Entries supplied:

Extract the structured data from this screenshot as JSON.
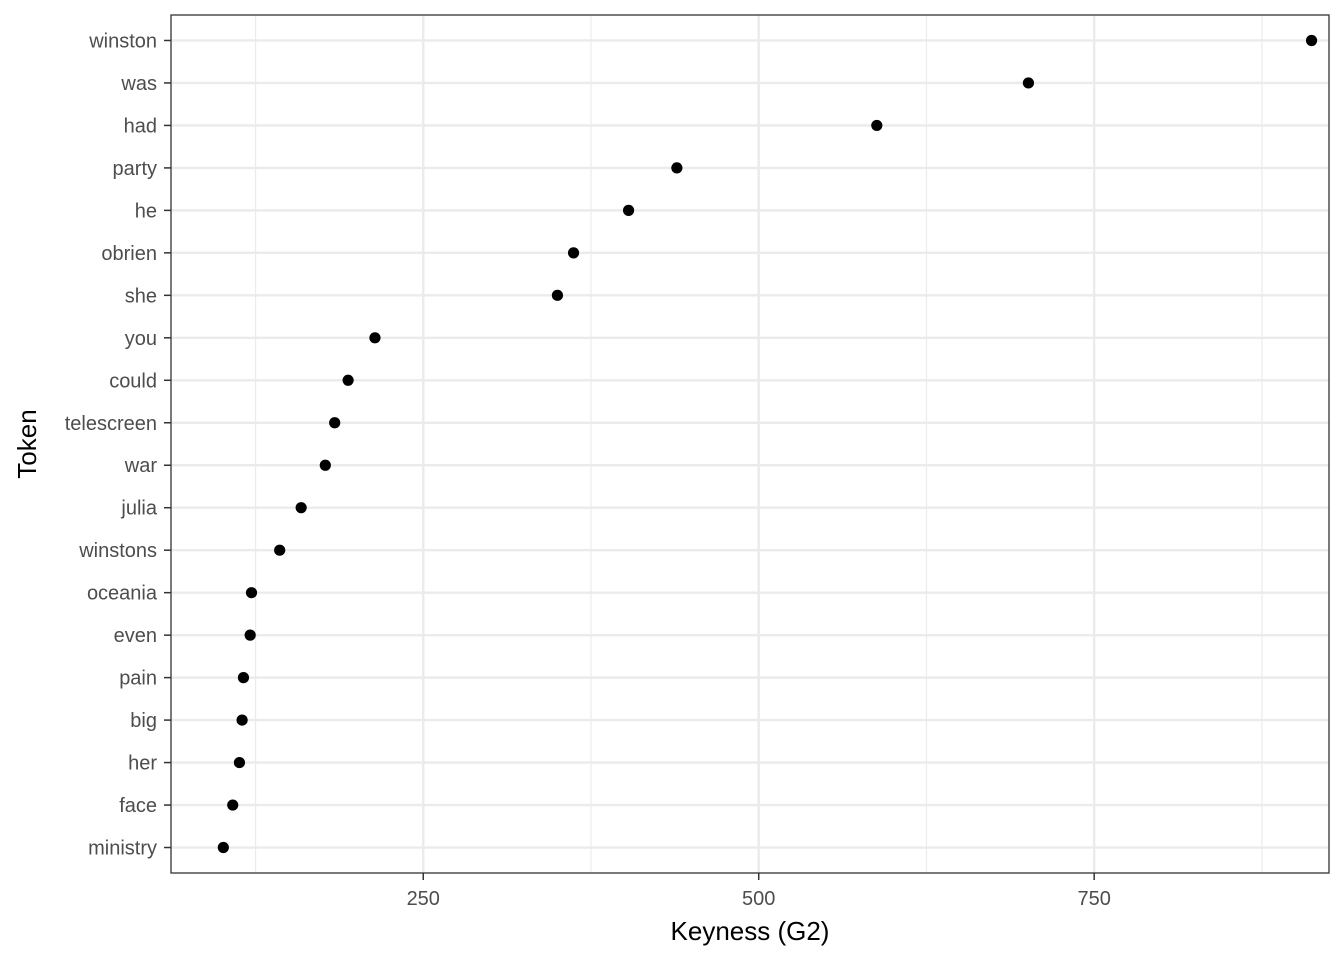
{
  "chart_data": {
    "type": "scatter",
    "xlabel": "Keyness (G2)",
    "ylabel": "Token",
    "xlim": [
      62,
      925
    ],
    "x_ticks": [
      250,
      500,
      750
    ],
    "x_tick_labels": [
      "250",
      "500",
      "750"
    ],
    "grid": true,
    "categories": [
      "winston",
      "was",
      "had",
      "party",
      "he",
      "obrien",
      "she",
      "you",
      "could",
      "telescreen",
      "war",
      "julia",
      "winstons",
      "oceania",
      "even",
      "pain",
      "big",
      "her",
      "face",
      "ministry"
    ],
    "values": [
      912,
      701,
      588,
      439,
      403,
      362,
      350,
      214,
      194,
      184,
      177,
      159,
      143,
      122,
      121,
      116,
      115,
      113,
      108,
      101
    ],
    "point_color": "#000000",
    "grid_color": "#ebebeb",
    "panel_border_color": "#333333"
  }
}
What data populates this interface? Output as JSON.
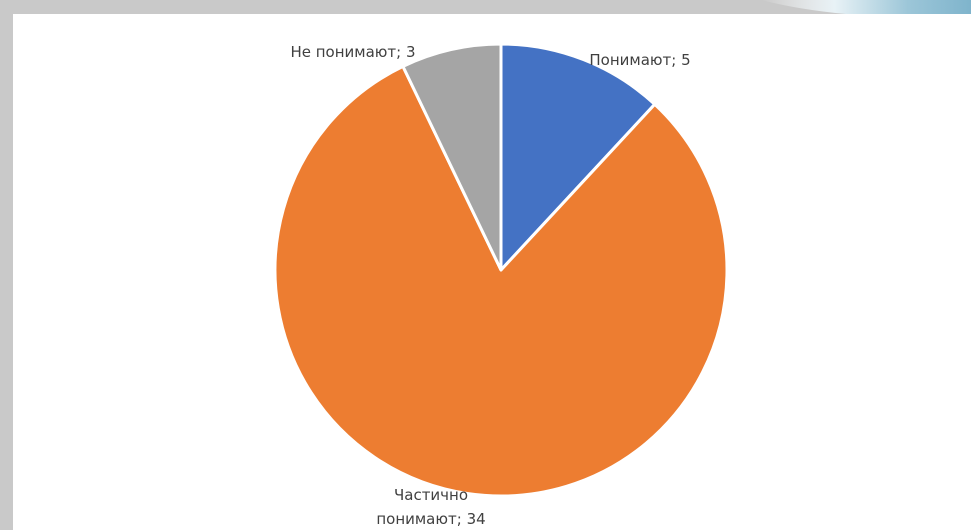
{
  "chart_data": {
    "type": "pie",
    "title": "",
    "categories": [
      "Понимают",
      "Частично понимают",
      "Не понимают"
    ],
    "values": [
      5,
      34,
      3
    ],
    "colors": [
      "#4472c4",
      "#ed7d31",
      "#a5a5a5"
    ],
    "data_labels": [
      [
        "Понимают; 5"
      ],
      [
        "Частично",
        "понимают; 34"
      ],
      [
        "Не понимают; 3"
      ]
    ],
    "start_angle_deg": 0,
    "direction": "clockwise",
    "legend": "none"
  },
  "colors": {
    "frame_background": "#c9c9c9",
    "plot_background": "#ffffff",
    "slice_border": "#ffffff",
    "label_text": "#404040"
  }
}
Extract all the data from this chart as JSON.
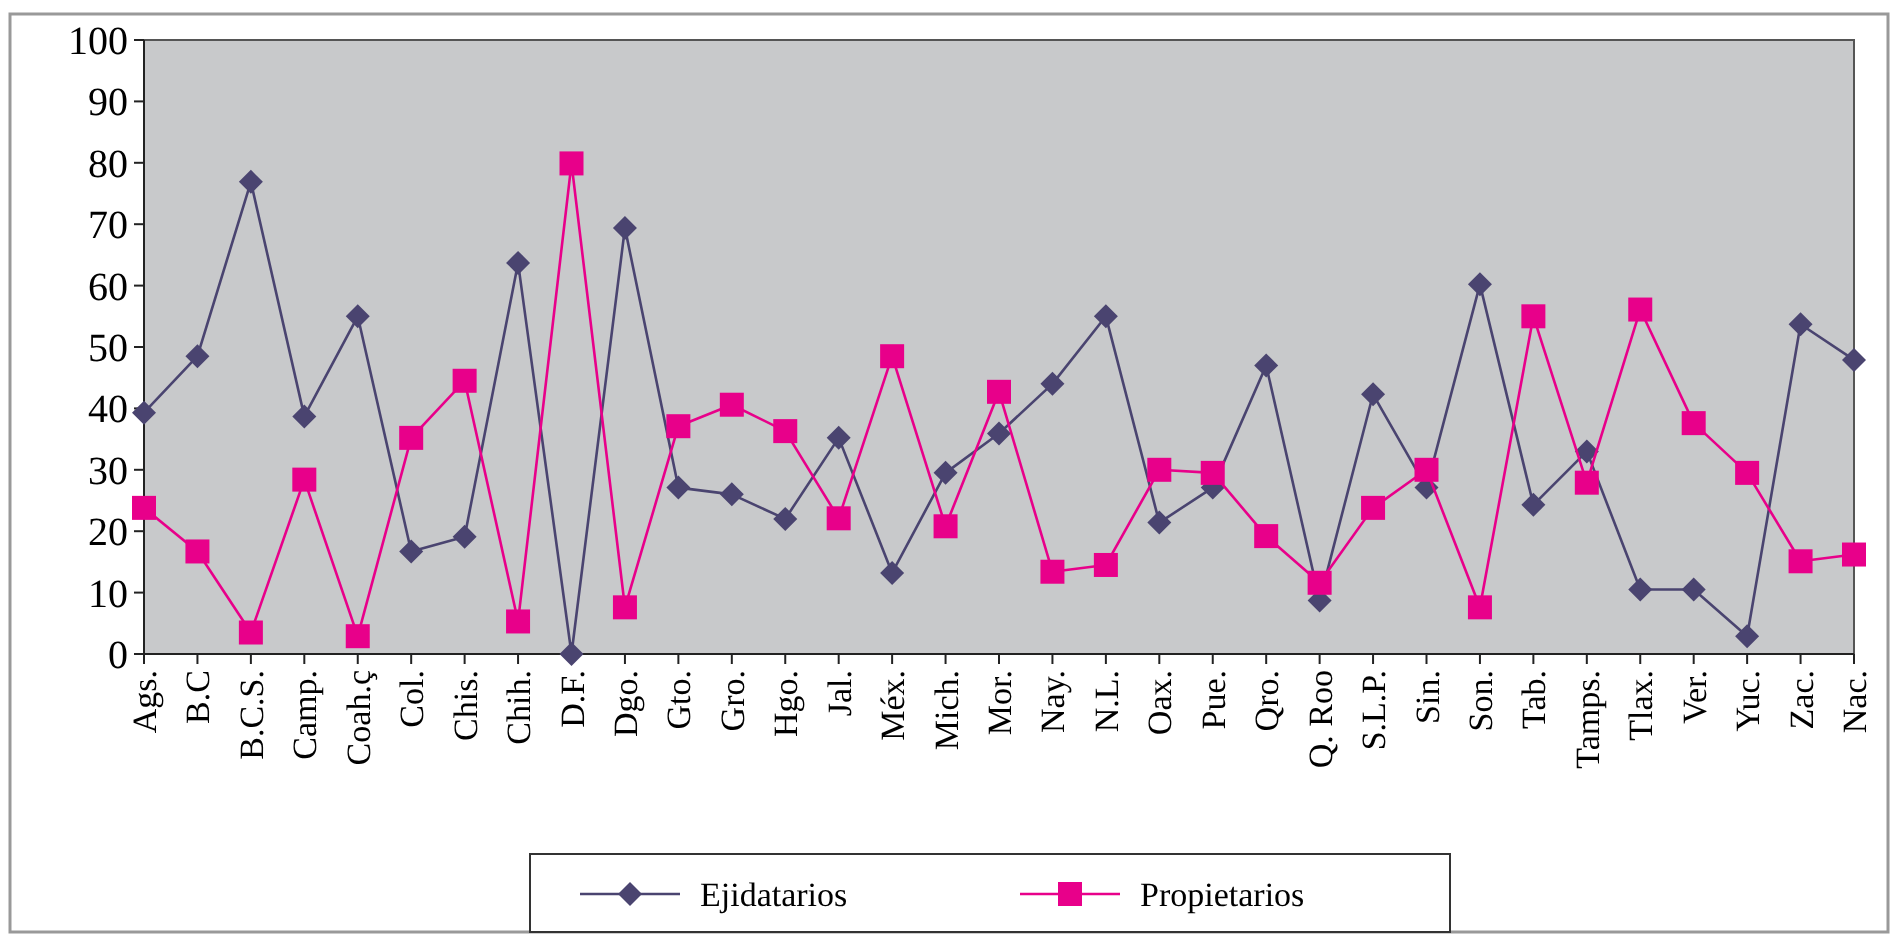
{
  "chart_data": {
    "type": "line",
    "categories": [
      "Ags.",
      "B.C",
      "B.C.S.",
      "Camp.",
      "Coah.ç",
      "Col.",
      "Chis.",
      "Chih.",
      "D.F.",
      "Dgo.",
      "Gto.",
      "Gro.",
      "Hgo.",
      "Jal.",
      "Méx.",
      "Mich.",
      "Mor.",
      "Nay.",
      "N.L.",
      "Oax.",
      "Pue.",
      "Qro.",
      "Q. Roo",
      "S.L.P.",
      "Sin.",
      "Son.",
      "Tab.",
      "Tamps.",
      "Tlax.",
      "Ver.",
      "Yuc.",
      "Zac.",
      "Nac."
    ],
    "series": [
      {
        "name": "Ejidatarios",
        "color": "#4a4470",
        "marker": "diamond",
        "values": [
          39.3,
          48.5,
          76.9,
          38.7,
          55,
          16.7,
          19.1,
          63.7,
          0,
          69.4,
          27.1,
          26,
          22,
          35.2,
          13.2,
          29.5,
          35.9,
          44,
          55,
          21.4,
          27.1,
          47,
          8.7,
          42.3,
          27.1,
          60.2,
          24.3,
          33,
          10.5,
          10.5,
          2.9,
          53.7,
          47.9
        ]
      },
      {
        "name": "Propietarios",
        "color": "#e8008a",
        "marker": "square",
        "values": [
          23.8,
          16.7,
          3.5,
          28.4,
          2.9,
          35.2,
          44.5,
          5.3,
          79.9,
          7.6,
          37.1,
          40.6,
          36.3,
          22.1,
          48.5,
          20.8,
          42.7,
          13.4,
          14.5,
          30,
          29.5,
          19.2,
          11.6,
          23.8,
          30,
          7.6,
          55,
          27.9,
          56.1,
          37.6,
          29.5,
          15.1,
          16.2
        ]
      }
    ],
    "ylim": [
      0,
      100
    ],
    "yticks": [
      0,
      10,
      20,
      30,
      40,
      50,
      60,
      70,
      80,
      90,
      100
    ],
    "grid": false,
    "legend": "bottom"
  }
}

Aim of the task: Copy out the lines in which the string "JSON" appears.

Correct response:
Extract the structured data from this screenshot as JSON.
What data populates this interface? Output as JSON.
Extract all the data from this chart as JSON.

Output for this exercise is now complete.